## Aim of the exercise
Reproduce the listing below word for word, from its first line through the line that contains "leader-trips: [326, 806, 356, 815]", including both of those lines.

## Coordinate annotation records
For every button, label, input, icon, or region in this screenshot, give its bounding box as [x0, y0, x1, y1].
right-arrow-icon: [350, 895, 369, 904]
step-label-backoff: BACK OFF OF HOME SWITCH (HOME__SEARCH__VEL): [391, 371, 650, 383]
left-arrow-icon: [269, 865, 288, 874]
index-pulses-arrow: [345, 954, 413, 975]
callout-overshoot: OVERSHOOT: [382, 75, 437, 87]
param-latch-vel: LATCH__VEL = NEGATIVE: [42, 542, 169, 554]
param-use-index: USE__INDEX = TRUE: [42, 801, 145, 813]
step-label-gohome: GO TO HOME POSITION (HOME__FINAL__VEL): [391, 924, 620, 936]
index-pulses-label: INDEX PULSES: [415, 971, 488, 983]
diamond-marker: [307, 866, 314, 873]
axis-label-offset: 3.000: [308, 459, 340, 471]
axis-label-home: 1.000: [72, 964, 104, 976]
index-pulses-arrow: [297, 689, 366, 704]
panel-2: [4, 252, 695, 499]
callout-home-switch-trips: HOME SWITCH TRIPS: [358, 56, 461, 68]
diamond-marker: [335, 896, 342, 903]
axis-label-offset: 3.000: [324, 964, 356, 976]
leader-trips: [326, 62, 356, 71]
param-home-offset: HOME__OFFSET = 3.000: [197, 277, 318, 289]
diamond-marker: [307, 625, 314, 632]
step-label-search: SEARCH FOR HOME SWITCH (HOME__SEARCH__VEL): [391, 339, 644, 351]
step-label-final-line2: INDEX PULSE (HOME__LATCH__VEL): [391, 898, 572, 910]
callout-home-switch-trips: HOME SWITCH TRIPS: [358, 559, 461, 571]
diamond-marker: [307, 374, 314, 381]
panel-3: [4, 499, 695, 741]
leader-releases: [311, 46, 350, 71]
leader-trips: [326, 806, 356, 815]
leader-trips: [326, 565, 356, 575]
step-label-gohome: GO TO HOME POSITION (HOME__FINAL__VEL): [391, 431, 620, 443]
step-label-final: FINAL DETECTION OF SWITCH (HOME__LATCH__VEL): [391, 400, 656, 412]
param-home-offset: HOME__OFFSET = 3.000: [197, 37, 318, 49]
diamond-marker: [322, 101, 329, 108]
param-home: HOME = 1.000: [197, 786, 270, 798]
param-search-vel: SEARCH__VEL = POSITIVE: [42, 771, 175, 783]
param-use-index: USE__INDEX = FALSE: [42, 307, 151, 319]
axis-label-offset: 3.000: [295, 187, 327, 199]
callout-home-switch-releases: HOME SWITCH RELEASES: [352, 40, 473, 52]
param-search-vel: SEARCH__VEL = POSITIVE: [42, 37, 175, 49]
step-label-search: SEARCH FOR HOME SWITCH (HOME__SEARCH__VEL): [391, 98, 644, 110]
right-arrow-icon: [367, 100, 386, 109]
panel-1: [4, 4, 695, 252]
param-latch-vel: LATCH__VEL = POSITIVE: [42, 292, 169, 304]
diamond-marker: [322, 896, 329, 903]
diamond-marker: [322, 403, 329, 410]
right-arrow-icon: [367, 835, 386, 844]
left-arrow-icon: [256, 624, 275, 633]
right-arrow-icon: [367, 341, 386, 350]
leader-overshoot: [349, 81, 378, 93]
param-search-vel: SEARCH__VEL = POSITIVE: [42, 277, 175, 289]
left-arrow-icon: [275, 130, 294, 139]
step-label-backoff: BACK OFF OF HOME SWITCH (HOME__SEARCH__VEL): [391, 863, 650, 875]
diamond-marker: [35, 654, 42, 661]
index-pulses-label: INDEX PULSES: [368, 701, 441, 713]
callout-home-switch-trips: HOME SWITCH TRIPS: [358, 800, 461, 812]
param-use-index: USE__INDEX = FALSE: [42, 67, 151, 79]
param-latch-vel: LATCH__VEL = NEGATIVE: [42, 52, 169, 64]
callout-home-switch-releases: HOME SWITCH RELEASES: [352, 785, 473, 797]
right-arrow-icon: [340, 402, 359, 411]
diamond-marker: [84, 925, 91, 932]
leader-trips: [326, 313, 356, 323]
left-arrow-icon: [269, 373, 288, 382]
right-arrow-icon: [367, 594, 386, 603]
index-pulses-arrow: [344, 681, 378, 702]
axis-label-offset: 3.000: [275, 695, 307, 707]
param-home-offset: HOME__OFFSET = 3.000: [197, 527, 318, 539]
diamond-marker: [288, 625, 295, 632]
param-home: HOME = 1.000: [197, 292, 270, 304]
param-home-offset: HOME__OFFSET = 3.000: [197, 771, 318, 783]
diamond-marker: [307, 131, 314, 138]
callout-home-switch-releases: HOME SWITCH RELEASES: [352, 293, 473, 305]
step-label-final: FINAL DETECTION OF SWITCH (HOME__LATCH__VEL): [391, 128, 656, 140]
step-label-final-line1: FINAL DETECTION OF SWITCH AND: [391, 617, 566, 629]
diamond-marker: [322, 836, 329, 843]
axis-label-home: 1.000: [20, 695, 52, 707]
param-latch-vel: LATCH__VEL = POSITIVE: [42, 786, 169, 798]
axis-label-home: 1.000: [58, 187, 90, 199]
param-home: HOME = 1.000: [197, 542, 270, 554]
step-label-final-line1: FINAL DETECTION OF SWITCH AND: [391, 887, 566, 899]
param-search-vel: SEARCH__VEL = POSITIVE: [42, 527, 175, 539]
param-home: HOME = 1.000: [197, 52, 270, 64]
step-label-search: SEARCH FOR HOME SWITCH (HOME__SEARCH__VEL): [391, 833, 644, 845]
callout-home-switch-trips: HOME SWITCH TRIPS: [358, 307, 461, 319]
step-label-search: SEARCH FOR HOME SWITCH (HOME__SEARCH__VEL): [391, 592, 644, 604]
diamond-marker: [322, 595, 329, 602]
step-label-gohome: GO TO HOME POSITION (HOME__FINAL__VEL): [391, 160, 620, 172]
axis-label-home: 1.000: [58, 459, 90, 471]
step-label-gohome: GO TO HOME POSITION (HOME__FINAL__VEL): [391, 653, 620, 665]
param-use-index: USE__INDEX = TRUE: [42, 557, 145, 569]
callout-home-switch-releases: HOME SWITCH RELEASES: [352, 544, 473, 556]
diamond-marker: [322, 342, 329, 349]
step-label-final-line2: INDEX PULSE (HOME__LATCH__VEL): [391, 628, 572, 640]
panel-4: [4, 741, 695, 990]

## Exercise response
For every button, label, input, icon, or region in this screenshot, give its bounding box as [x0, y0, x1, y1].
right-arrow-icon: [350, 895, 369, 904]
step-label-backoff: BACK OFF OF HOME SWITCH (HOME__SEARCH__VEL): [391, 371, 650, 383]
left-arrow-icon: [269, 865, 288, 874]
index-pulses-arrow: [345, 954, 413, 975]
callout-overshoot: OVERSHOOT: [382, 75, 437, 87]
param-latch-vel: LATCH__VEL = NEGATIVE: [42, 542, 169, 554]
param-use-index: USE__INDEX = TRUE: [42, 801, 145, 813]
step-label-gohome: GO TO HOME POSITION (HOME__FINAL__VEL): [391, 924, 620, 936]
index-pulses-label: INDEX PULSES: [415, 971, 488, 983]
diamond-marker: [307, 866, 314, 873]
axis-label-offset: 3.000: [308, 459, 340, 471]
axis-label-home: 1.000: [72, 964, 104, 976]
index-pulses-arrow: [297, 689, 366, 704]
panel-2: [4, 252, 695, 499]
callout-home-switch-trips: HOME SWITCH TRIPS: [358, 56, 461, 68]
diamond-marker: [335, 896, 342, 903]
axis-label-offset: 3.000: [324, 964, 356, 976]
leader-trips: [326, 62, 356, 71]
param-home-offset: HOME__OFFSET = 3.000: [197, 277, 318, 289]
diamond-marker: [307, 625, 314, 632]
step-label-search: SEARCH FOR HOME SWITCH (HOME__SEARCH__VEL): [391, 339, 644, 351]
step-label-final-line2: INDEX PULSE (HOME__LATCH__VEL): [391, 898, 572, 910]
callout-home-switch-trips: HOME SWITCH TRIPS: [358, 559, 461, 571]
diamond-marker: [307, 374, 314, 381]
panel-3: [4, 499, 695, 741]
leader-releases: [311, 46, 350, 71]
leader-trips: [326, 806, 356, 815]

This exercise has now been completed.